• [Stated task]: Search the data for the string "does" and extract every line where it appears.

• [Records provided]:
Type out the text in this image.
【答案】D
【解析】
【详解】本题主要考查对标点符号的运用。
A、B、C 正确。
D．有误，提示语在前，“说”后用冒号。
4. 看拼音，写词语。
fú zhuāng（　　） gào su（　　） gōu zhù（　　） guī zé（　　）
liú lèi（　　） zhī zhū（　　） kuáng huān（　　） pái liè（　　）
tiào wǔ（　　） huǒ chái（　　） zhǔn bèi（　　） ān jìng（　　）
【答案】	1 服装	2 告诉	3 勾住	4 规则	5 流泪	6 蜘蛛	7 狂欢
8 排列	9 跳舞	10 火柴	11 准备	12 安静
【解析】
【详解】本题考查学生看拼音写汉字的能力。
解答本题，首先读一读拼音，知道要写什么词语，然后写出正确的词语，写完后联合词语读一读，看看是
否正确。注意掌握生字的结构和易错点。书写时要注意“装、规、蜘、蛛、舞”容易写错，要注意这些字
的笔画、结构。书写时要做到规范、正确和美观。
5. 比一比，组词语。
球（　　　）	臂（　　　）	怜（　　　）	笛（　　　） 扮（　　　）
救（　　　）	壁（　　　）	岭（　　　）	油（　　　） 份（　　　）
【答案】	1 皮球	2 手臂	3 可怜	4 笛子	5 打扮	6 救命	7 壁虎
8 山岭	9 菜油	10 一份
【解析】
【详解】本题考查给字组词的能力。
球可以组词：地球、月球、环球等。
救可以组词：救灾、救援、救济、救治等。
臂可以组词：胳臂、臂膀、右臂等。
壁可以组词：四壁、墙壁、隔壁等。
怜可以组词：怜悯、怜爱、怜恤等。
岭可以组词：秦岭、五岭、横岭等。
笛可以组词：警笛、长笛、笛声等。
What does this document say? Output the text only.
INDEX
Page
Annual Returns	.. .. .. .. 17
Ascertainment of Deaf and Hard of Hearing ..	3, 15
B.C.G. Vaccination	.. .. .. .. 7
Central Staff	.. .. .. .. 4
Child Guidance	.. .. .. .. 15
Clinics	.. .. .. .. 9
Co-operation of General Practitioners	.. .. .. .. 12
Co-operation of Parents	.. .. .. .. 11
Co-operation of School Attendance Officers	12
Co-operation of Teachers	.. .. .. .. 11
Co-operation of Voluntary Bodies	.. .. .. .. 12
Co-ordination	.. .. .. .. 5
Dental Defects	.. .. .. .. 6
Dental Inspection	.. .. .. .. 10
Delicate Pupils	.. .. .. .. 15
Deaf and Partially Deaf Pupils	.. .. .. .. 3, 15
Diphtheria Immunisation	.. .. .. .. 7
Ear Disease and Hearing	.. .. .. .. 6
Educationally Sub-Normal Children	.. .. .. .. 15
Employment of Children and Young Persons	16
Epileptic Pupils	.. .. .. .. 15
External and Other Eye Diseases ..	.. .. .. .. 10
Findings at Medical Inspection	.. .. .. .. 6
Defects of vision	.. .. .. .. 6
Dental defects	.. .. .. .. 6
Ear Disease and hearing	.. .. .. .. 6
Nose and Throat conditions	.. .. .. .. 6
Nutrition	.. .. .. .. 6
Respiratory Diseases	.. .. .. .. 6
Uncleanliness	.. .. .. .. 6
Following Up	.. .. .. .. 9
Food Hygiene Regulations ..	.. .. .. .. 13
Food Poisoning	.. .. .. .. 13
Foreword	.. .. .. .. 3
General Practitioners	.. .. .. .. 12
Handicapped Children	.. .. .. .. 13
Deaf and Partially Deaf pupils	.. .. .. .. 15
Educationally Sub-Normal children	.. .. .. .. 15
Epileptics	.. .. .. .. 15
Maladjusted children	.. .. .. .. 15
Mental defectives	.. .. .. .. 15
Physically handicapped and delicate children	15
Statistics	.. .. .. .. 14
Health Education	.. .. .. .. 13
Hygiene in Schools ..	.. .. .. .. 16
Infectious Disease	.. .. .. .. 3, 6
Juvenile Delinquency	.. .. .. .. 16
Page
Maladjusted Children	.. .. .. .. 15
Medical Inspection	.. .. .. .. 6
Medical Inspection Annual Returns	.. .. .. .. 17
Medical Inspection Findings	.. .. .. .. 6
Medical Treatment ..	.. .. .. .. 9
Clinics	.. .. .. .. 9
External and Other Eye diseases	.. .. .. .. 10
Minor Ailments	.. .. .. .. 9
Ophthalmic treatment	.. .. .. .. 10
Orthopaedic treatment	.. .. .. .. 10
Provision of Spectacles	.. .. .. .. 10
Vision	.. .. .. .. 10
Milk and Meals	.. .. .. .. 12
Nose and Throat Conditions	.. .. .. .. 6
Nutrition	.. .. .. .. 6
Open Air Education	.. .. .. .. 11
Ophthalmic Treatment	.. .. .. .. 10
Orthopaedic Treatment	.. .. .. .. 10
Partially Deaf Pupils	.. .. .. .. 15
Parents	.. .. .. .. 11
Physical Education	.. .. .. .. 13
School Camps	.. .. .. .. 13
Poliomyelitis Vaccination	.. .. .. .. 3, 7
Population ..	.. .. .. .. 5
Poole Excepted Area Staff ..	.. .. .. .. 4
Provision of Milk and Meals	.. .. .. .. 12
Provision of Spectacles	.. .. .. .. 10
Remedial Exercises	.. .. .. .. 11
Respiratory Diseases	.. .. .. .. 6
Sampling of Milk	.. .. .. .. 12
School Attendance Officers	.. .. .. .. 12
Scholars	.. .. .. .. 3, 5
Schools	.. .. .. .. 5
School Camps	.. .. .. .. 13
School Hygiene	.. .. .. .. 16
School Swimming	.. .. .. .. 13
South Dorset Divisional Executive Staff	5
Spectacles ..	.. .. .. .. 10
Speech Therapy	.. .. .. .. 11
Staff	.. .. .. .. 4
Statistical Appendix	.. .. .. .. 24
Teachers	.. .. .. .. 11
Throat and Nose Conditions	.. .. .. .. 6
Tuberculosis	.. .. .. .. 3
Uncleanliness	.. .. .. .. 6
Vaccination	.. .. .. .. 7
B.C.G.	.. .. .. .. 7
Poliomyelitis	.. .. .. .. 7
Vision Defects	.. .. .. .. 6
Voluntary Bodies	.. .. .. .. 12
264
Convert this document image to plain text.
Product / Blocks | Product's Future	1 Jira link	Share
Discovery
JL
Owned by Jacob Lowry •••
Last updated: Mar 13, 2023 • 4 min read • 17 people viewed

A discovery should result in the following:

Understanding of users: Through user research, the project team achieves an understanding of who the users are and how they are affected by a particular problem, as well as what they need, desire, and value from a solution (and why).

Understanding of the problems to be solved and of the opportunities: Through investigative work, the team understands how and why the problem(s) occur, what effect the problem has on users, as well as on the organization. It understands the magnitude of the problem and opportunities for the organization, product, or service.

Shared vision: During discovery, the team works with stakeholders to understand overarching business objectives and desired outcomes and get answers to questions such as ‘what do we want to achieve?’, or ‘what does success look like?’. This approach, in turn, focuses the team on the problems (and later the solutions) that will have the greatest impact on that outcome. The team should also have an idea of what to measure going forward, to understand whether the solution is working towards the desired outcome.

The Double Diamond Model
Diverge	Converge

• [Solved problem]:
What does this document say? Output the text only.
Shared vision: During discovery, the team works with stakeholders to understand overarching business objectives and desired outcomes and get answers to questions such as ‘what do we want to achieve?’, or ‘what does success look like?’. This approach, in turn, focuses the team on the problems (and later the solutions) that will have the greatest impact on that outcome. The team should also have an idea of what to measure going forward, to understand whether the solution is working towards the desired outcome.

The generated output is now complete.